> **WORK INSTRUCTIONS**
Take all the material and copy it exactly.

---------- MATERIAL SUPPLIED

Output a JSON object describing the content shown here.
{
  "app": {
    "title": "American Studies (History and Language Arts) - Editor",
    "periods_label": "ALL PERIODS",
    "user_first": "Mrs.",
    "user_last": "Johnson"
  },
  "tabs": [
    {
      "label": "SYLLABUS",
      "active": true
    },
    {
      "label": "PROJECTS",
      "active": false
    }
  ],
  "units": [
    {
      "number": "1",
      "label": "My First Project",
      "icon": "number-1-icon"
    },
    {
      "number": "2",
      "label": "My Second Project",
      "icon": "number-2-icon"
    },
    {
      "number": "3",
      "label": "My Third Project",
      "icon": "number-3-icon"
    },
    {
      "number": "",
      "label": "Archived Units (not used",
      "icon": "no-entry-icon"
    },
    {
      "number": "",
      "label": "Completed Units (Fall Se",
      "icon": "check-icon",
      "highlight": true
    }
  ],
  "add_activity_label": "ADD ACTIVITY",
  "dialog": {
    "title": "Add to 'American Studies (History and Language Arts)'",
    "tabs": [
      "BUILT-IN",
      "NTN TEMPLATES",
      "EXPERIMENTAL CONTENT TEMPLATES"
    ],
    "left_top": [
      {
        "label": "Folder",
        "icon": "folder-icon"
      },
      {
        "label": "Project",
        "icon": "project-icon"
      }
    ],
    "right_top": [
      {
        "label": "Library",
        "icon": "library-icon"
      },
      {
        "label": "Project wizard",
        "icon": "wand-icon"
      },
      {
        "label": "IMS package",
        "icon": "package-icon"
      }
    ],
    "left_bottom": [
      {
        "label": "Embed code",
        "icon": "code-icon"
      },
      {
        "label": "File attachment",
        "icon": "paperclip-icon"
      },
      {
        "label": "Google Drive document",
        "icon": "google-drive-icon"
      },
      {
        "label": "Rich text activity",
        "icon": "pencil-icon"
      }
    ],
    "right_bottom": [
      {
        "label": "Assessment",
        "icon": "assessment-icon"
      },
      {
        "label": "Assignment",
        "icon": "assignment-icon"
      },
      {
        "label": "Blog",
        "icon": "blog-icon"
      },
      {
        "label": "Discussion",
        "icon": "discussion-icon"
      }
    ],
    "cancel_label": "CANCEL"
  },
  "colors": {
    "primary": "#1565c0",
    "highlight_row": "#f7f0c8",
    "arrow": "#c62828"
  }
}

--------------------

> **FINAL RESULT**
Output a JSON object describing the content shown here.
{
  "app": {
    "title": "American Studies (History and Language Arts) - Editor",
    "periods_label": "ALL PERIODS",
    "user_first": "Mrs.",
    "user_last": "Johnson"
  },
  "tabs": [
    {
      "label": "SYLLABUS",
      "active": true
    },
    {
      "label": "PROJECTS",
      "active": false
    }
  ],
  "units": [
    {
      "number": "1",
      "label": "My First Project",
      "icon": "number-1-icon"
    },
    {
      "number": "2",
      "label": "My Second Project",
      "icon": "number-2-icon"
    },
    {
      "number": "3",
      "label": "My Third Project",
      "icon": "number-3-icon"
    },
    {
      "number": "",
      "label": "Archived Units (not used",
      "icon": "no-entry-icon"
    },
    {
      "number": "",
      "label": "Completed Units (Fall Se",
      "icon": "check-icon",
      "highlight": true
    }
  ],
  "add_activity_label": "ADD ACTIVITY",
  "dialog": {
    "title": "Add to 'American Studies (History and Language Arts)'",
    "tabs": [
      "BUILT-IN",
      "NTN TEMPLATES",
      "EXPERIMENTAL CONTENT TEMPLATES"
    ],
    "left_top": [
      {
        "label": "Folder",
        "icon": "folder-icon"
      },
      {
        "label": "Project",
        "icon": "project-icon"
      }
    ],
    "right_top": [
      {
        "label": "Library",
        "icon": "library-icon"
      },
      {
        "label": "Project wizard",
        "icon": "wand-icon"
      },
      {
        "label": "IMS package",
        "icon": "package-icon"
      }
    ],
    "left_bottom": [
      {
        "label": "Embed code",
        "icon": "code-icon"
      },
      {
        "label": "File attachment",
        "icon": "paperclip-icon"
      },
      {
        "label": "Google Drive document",
        "icon": "google-drive-icon"
      },
      {
        "label": "Rich text activity",
        "icon": "pencil-icon"
      }
    ],
    "right_bottom": [
      {
        "label": "Assessment",
        "icon": "assessment-icon"
      },
      {
        "label": "Assignment",
        "icon": "assignment-icon"
      },
      {
        "label": "Blog",
        "icon": "blog-icon"
      },
      {
        "label": "Discussion",
        "icon": "discussion-icon"
      }
    ],
    "cancel_label": "CANCEL"
  },
  "colors": {
    "primary": "#1565c0",
    "highlight_row": "#f7f0c8",
    "arrow": "#c62828"
  }
}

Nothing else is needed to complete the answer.